* Exercise:
Rewrite the records below as one numbered list with each line as its own item, leaving out the blank lines.

---------------

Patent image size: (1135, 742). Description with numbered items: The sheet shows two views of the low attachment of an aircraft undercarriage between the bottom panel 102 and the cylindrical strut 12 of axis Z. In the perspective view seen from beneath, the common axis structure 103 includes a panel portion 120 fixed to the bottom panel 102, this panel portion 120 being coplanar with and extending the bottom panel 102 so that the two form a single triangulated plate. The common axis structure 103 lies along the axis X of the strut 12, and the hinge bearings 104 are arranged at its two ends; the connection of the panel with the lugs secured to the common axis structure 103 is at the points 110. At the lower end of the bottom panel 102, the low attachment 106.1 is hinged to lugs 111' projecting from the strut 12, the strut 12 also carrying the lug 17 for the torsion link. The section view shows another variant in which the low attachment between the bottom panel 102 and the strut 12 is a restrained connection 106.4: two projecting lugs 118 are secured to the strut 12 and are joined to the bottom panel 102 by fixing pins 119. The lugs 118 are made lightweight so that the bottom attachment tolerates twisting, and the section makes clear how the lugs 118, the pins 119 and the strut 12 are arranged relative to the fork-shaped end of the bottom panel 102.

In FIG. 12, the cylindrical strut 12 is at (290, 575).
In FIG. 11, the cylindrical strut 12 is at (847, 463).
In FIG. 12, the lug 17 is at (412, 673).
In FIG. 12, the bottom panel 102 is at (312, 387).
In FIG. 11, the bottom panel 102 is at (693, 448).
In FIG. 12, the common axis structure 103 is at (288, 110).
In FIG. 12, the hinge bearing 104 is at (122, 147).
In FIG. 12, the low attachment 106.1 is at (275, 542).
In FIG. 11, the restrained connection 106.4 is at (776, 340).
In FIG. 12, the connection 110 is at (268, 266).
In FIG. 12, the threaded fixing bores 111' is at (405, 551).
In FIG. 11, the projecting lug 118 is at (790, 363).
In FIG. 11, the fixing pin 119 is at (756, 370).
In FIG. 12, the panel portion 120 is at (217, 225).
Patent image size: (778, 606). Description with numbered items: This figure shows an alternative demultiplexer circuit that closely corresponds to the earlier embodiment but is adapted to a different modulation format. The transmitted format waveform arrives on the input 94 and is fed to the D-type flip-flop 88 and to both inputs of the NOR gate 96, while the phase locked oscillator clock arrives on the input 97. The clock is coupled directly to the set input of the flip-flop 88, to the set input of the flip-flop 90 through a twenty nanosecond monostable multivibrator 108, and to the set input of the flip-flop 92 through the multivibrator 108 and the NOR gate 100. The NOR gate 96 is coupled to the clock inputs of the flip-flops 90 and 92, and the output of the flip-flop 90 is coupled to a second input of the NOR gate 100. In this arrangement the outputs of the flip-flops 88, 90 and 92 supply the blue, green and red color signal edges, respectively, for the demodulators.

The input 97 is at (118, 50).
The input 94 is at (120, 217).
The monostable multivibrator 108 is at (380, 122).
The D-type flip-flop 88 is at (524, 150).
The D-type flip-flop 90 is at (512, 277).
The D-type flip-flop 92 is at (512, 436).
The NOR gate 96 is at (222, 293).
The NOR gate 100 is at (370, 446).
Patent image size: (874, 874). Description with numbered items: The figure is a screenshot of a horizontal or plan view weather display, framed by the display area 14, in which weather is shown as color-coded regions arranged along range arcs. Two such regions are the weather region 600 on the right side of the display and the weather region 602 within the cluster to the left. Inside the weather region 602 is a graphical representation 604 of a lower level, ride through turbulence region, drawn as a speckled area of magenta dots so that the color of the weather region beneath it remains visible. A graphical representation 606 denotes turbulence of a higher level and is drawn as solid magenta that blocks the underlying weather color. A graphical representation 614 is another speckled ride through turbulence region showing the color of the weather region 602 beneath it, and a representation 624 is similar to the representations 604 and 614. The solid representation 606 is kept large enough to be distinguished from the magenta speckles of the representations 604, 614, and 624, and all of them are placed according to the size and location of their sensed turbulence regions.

---------------

* Exercise result:
1. Patent image size: (1135, 742). Description with numbered items: The sheet shows two views of the low attachment of an aircraft undercarriage between the bottom panel 102 and the cylindrical strut 12 of axis Z. In the perspective view seen from beneath, the common axis structure 103 includes a panel portion 120 fixed to the bottom panel 102, this panel portion 120 being coplanar with and extending the bottom panel 102 so that the two form a single triangulated plate. The common axis structure 103 lies along the axis X of the strut 12, and the hinge bearings 104 are arranged at its two ends; the connection of the panel with the lugs secured to the common axis structure 103 is at the points 110. At the lower end of the bottom panel 102, the low attachment 106.1 is hinged to lugs 111' projecting from the strut 12, the strut 12 also carrying the lug 17 for the torsion link. The section view shows another variant in which the low attachment between the bottom panel 102 and the strut 12 is a restrained connection 106.4: two projecting lugs 118 are secured to the strut 12 and are joined to the bottom panel 102 by fixing pins 119. The lugs 118 are made lightweight so that the bottom attachment tolerates twisting, and the section makes clear how the lugs 118, the pins 119 and the strut 12 are arranged relative to the fork-shaped end of the bottom panel 102.
2. In FIG. 12, the cylindrical strut 12 is at (290, 575).
3. In FIG. 11, the cylindrical strut 12 is at (847, 463).
4. In FIG. 12, the lug 17 is at (412, 673).
5. In FIG. 12, the bottom panel 102 is at (312, 387).
6. In FIG. 11, the bottom panel 102 is at (693, 448).
7. In FIG. 12, the common axis structure 103 is at (288, 110).
8. In FIG. 12, the hinge bearing 104 is at (122, 147).
9. In FIG. 12, the low attachment 106.1 is at (275, 542).
10. In FIG. 11, the restrained connection 106.4 is at (776, 340).
11. In FIG. 12, the connection 110 is at (268, 266).
12. In FIG. 12, the threaded fixing bores 111' is at (405, 551).
13. In FIG. 11, the projecting lug 118 is at (790, 363).
14. In FIG. 11, the fixing pin 119 is at (756, 370).
15. In FIG. 12, the panel portion 120 is at (217, 225).
16. Patent image size: (778, 606). Description with numbered items: This figure shows an alternative demultiplexer circuit that closely corresponds to the earlier embodiment but is adapted to a different modulation format. The transmitted format waveform arrives on the input 94 and is fed to the D-type flip-flop 88 and to both inputs of the NOR gate 96, while the phase locked oscillator clock arrives on the input 97. The clock is coupled directly to the set input of the flip-flop 88, to the set input of the flip-flop 90 through a twenty nanosecond monostable multivibrator 108, and to the set input of the flip-flop 92 through the multivibrator 108 and the NOR gate 100. The NOR gate 96 is coupled to the clock inputs of the flip-flops 90 and 92, and the output of the flip-flop 90 is coupled to a second input of the NOR gate 100. In this arrangement the outputs of the flip-flops 88, 90 and 92 supply the blue, green and red color signal edges, respectively, for the demodulators.
17. The input 97 is at (118, 50).
18. The input 94 is at (120, 217).
19. The monostable multivibrator 108 is at (380, 122).
20. The D-type flip-flop 88 is at (524, 150).
21. The D-type flip-flop 90 is at (512, 277).
22. The D-type flip-flop 92 is at (512, 436).
23. The NOR gate 96 is at (222, 293).
24. The NOR gate 100 is at (370, 446).
25. Patent image size: (874, 874). Description with numbered items: The figure is a screenshot of a horizontal or plan view weather display, framed by the display area 14, in which weather is shown as color-coded regions arranged along range arcs. Two such regions are the weather region 600 on the right side of the display and the weather region 602 within the cluster to the left. Inside the weather region 602 is a graphical representation 604 of a lower level, ride through turbulence region, drawn as a speckled area of magenta dots so that the color of the weather region beneath it remains visible. A graphical representation 606 denotes turbulence of a higher level and is drawn as solid magenta that blocks the underlying weather color. A graphical representation 614 is another speckled ride through turbulence region showing the color of the weather region 602 beneath it, and a representation 624 is similar to the representations 604 and 614. The solid representation 606 is kept large enough to be distinguished from the magenta speckles of the representations 604, 614, and 624, and all of them are placed according to the size and location of their sensed turbulence regions.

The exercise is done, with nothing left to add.